Return only the number of lines in the entries below that hold the word "Findings".

>> BEGIN Items

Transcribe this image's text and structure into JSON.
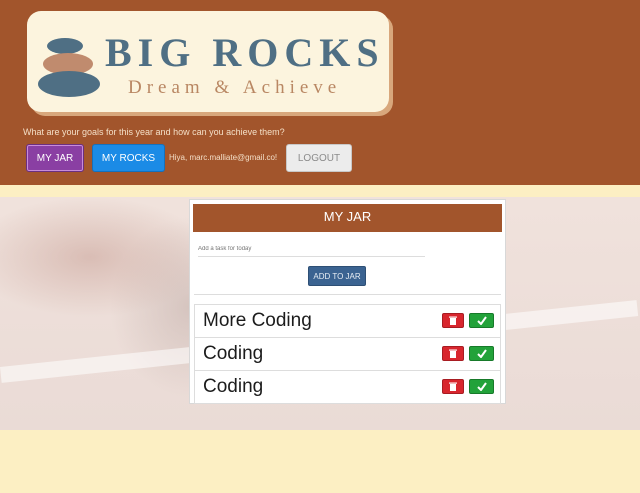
{
  "logo": {
    "title": "BIG ROCKS",
    "subtitle": "Dream & Achieve"
  },
  "header": {
    "tagline": "What are your goals for this year and how can you achieve them?",
    "nav": {
      "my_jar": "MY JAR",
      "my_rocks": "MY ROCKS",
      "greeting": "Hiya, marc.malliate@gmail.co!",
      "logout": "LOGOUT"
    }
  },
  "jar": {
    "title": "MY JAR",
    "input_placeholder": "Add a task for today",
    "add_button": "ADD TO JAR",
    "tasks": [
      {
        "text": "More Coding",
        "delete_icon": "trash-icon",
        "complete_icon": "check-icon"
      },
      {
        "text": "Coding",
        "delete_icon": "trash-icon",
        "complete_icon": "check-icon"
      },
      {
        "text": "Coding",
        "delete_icon": "trash-icon",
        "complete_icon": "check-icon"
      }
    ]
  },
  "colors": {
    "header_bg": "#a2552c",
    "page_bg": "#fcefc3",
    "jar_button": "#8a3fa3",
    "rocks_button": "#1b8be6",
    "add_button": "#3b6391",
    "delete": "#d8262e",
    "complete": "#22a23a"
  }
}
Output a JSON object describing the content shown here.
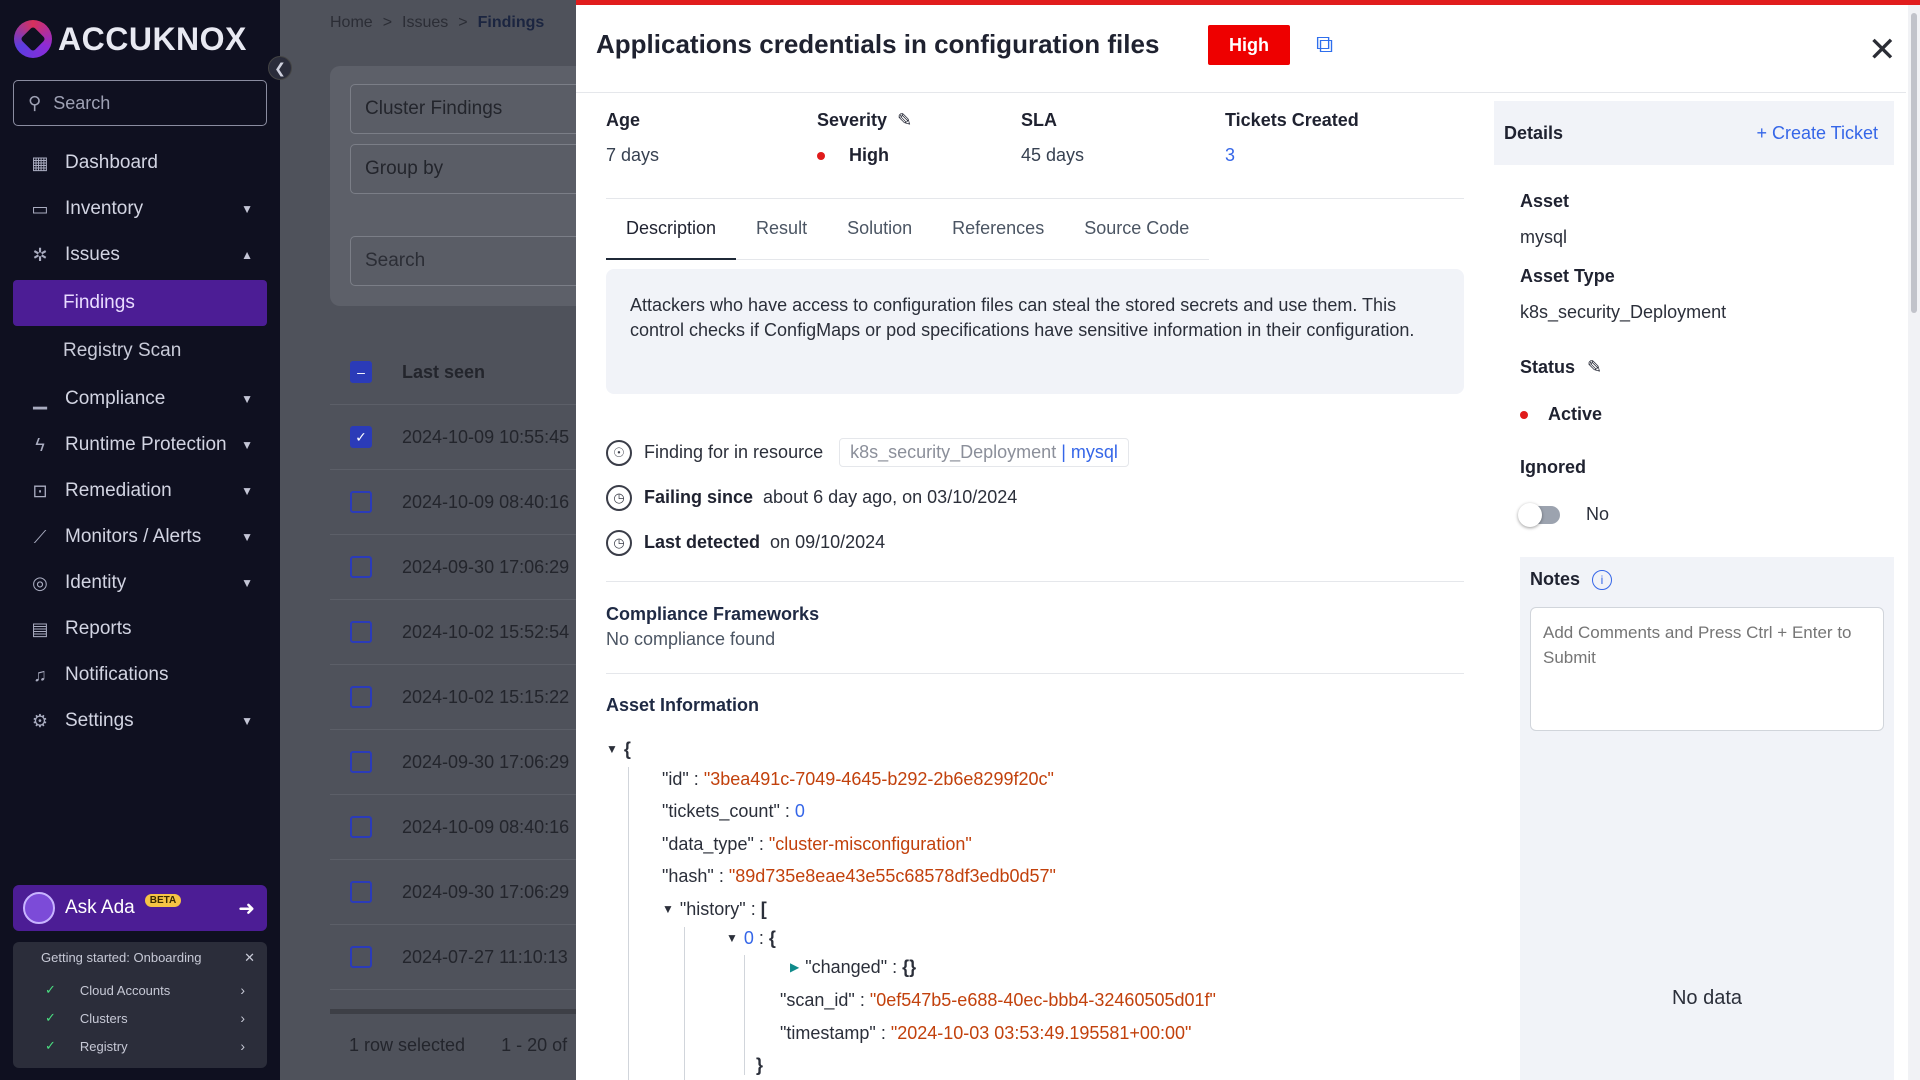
{
  "sidebar": {
    "brand": "ACCUKNOX",
    "search_placeholder": "Search",
    "items": [
      {
        "label": "Dashboard",
        "icon": "dashboard-icon",
        "glyph": "▦"
      },
      {
        "label": "Inventory",
        "icon": "inventory-icon",
        "glyph": "▭"
      },
      {
        "label": "Issues",
        "icon": "bug-icon",
        "glyph": "✲"
      }
    ],
    "issues_sub": [
      "Findings",
      "Registry Scan"
    ],
    "items2": [
      {
        "label": "Compliance",
        "icon": "compliance-icon",
        "glyph": "▁"
      },
      {
        "label": "Runtime Protection",
        "icon": "bolt-icon",
        "glyph": "ϟ"
      },
      {
        "label": "Remediation",
        "icon": "lock-icon",
        "glyph": "⊡"
      },
      {
        "label": "Monitors / Alerts",
        "icon": "chart-icon",
        "glyph": "⟋"
      },
      {
        "label": "Identity",
        "icon": "fingerprint-icon",
        "glyph": "◎"
      },
      {
        "label": "Reports",
        "icon": "report-icon",
        "glyph": "▤"
      },
      {
        "label": "Notifications",
        "icon": "bell-icon",
        "glyph": "♫"
      },
      {
        "label": "Settings",
        "icon": "gear-icon",
        "glyph": "⚙"
      }
    ],
    "ask_ada": "Ask Ada",
    "beta": "BETA",
    "onboarding": {
      "title": "Getting started: Onboarding",
      "steps": [
        "Cloud Accounts",
        "Clusters",
        "Registry"
      ]
    }
  },
  "background": {
    "breadcrumb": [
      "Home",
      "Issues",
      "Findings"
    ],
    "cluster_findings": "Cluster Findings",
    "group_by": "Group by",
    "search_placeholder": "Search",
    "column_header": "Last seen",
    "rows": [
      {
        "time": "2024-10-09 10:55:45",
        "checked": true
      },
      {
        "time": "2024-10-09 08:40:16",
        "checked": false
      },
      {
        "time": "2024-09-30 17:06:29",
        "checked": false
      },
      {
        "time": "2024-10-02 15:52:54",
        "checked": false
      },
      {
        "time": "2024-10-02 15:15:22",
        "checked": false
      },
      {
        "time": "2024-09-30 17:06:29",
        "checked": false
      },
      {
        "time": "2024-10-09 08:40:16",
        "checked": false
      },
      {
        "time": "2024-09-30 17:06:29",
        "checked": false
      },
      {
        "time": "2024-07-27 11:10:13",
        "checked": false
      }
    ],
    "row_selected": "1 row selected",
    "pagination": "1 - 20 of"
  },
  "drawer": {
    "title": "Applications credentials in configuration files",
    "severity_badge": "High",
    "meta": {
      "age_label": "Age",
      "age_value": "7 days",
      "severity_label": "Severity",
      "severity_value": "High",
      "sla_label": "SLA",
      "sla_value": "45 days",
      "tickets_label": "Tickets Created",
      "tickets_value": "3"
    },
    "tabs": [
      "Description",
      "Result",
      "Solution",
      "References",
      "Source Code"
    ],
    "description": "Attackers who have access to configuration files can steal the stored secrets and use them. This control checks if ConfigMaps or pod specifications have sensitive information in their configuration.",
    "finding_for_label": "Finding for in resource",
    "resource_type": "k8s_security_Deployment",
    "resource_sep": "|",
    "resource_name": "mysql",
    "failing_since_label": "Failing since",
    "failing_since_value": "about 6 day ago, on 03/10/2024",
    "last_detected_label": "Last detected",
    "last_detected_value": "on 09/10/2024",
    "compliance_title": "Compliance Frameworks",
    "compliance_value": "No compliance found",
    "asset_info_title": "Asset Information",
    "json": {
      "id_key": "\"id\"",
      "id_val": "\"3bea491c-7049-4645-b292-2b6e8299f20c\"",
      "tickets_key": "\"tickets_count\"",
      "tickets_val": "0",
      "data_type_key": "\"data_type\"",
      "data_type_val": "\"cluster-misconfiguration\"",
      "hash_key": "\"hash\"",
      "hash_val": "\"89d735e8eae43e55c68578df3edb0d57\"",
      "history_key": "\"history\"",
      "index_key": "0",
      "changed_key": "\"changed\"",
      "changed_val": "{}",
      "scan_id_key": "\"scan_id\"",
      "scan_id_val": "\"0ef547b5-e688-40ec-bbb4-32460505d01f\"",
      "timestamp_key": "\"timestamp\"",
      "timestamp_val": "\"2024-10-03 03:53:49.195581+00:00\""
    },
    "details": {
      "title": "Details",
      "create_ticket": "+ Create Ticket",
      "asset_label": "Asset",
      "asset_value": "mysql",
      "asset_type_label": "Asset Type",
      "asset_type_value": "k8s_security_Deployment",
      "status_label": "Status",
      "status_value": "Active",
      "ignored_label": "Ignored",
      "ignored_value": "No",
      "notes_label": "Notes",
      "notes_placeholder": "Add Comments and Press Ctrl + Enter to Submit",
      "no_data": "No data"
    },
    "colors": {
      "accent_red": "#ee0000",
      "link_blue": "#3566e8",
      "active_nav": "#4c1d95"
    }
  }
}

>> END Items

Answer to the problem: 3